[Some records]
-- START --
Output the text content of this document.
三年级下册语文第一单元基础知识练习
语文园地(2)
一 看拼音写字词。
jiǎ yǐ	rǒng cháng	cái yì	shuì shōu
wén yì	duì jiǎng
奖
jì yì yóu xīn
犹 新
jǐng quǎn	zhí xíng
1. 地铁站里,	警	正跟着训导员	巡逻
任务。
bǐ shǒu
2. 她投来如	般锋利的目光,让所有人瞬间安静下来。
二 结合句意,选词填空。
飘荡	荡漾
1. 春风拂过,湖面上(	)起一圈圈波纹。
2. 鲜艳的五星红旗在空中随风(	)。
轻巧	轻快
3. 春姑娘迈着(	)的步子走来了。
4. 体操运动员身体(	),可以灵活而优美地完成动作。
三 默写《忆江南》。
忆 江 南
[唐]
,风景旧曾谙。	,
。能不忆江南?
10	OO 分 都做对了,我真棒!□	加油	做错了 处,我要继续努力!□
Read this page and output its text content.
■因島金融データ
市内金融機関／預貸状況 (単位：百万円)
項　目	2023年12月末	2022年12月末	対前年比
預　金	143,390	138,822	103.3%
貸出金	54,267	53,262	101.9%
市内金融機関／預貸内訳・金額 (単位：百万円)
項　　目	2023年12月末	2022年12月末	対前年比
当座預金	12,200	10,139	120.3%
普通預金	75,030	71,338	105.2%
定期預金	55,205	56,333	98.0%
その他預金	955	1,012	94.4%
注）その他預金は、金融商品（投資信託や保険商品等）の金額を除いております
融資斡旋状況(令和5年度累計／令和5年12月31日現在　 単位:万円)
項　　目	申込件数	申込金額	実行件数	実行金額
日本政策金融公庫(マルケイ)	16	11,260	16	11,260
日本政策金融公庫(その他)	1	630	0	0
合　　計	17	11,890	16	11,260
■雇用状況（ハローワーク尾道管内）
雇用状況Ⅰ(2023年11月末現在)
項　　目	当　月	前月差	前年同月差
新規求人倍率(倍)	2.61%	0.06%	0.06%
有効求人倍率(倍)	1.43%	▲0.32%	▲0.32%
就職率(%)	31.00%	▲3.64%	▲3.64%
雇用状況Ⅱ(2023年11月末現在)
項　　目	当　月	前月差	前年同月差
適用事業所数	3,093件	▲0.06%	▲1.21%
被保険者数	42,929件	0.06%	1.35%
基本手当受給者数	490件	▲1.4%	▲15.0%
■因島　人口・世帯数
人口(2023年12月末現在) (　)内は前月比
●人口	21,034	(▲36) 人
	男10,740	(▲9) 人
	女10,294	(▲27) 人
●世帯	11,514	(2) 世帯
-- END --
▶ _Exercise details_:
The data above must be returned in full, exactly as written.

▶ _Written solution_:
Output the text content of this document.
三年级下册语文第一单元基础知识练习
语文园地(2)
一 看拼音写字词。
jiǎ yǐ	rǒng cháng	cái yì	shuì shōu
wén yì	duì jiǎng
奖
jì yì yóu xīn
犹 新
jǐng quǎn	zhí xíng
1. 地铁站里,	警	正跟着训导员	巡逻
任务。
bǐ shǒu
2. 她投来如	般锋利的目光,让所有人瞬间安静下来。
二 结合句意,选词填空。
飘荡	荡漾
1. 春风拂过,湖面上(	)起一圈圈波纹。
2. 鲜艳的五星红旗在空中随风(	)。
轻巧	轻快
3. 春姑娘迈着(	)的步子走来了。
4. 体操运动员身体(	),可以灵活而优美地完成动作。
三 默写《忆江南》。
忆 江 南
[唐]
,风景旧曾谙。	,
。能不忆江南?
10	OO 分 都做对了,我真棒!□	加油	做错了 处,我要继续努力!□
Read this page and output its text content.
■因島金融データ
市内金融機関／預貸状況 (単位：百万円)
項　目	2023年12月末	2022年12月末	対前年比
預　金	143,390	138,822	103.3%
貸出金	54,267	53,262	101.9%
市内金融機関／預貸内訳・金額 (単位：百万円)
項　　目	2023年12月末	2022年12月末	対前年比
当座預金	12,200	10,139	120.3%
普通預金	75,030	71,338	105.2%
定期預金	55,205	56,333	98.0%
その他預金	955	1,012	94.4%
注）その他預金は、金融商品（投資信託や保険商品等）の金額を除いております
融資斡旋状況(令和5年度累計／令和5年12月31日現在　 単位:万円)
項　　目	申込件数	申込金額	実行件数	実行金額
日本政策金融公庫(マルケイ)	16	11,260	16	11,260
日本政策金融公庫(その他)	1	630	0	0
合　　計	17	11,890	16	11,260
■雇用状況（ハローワーク尾道管内）
雇用状況Ⅰ(2023年11月末現在)
項　　目	当　月	前月差	前年同月差
新規求人倍率(倍)	2.61%	0.06%	0.06%
有効求人倍率(倍)	1.43%	▲0.32%	▲0.32%
就職率(%)	31.00%	▲3.64%	▲3.64%
雇用状況Ⅱ(2023年11月末現在)
項　　目	当　月	前月差	前年同月差
適用事業所数	3,093件	▲0.06%	▲1.21%
被保険者数	42,929件	0.06%	1.35%
基本手当受給者数	490件	▲1.4%	▲15.0%
■因島　人口・世帯数
人口(2023年12月末現在) (　)内は前月比
●人口	21,034	(▲36) 人
	男10,740	(▲9) 人
	女10,294	(▲27) 人
●世帯	11,514	(2) 世帯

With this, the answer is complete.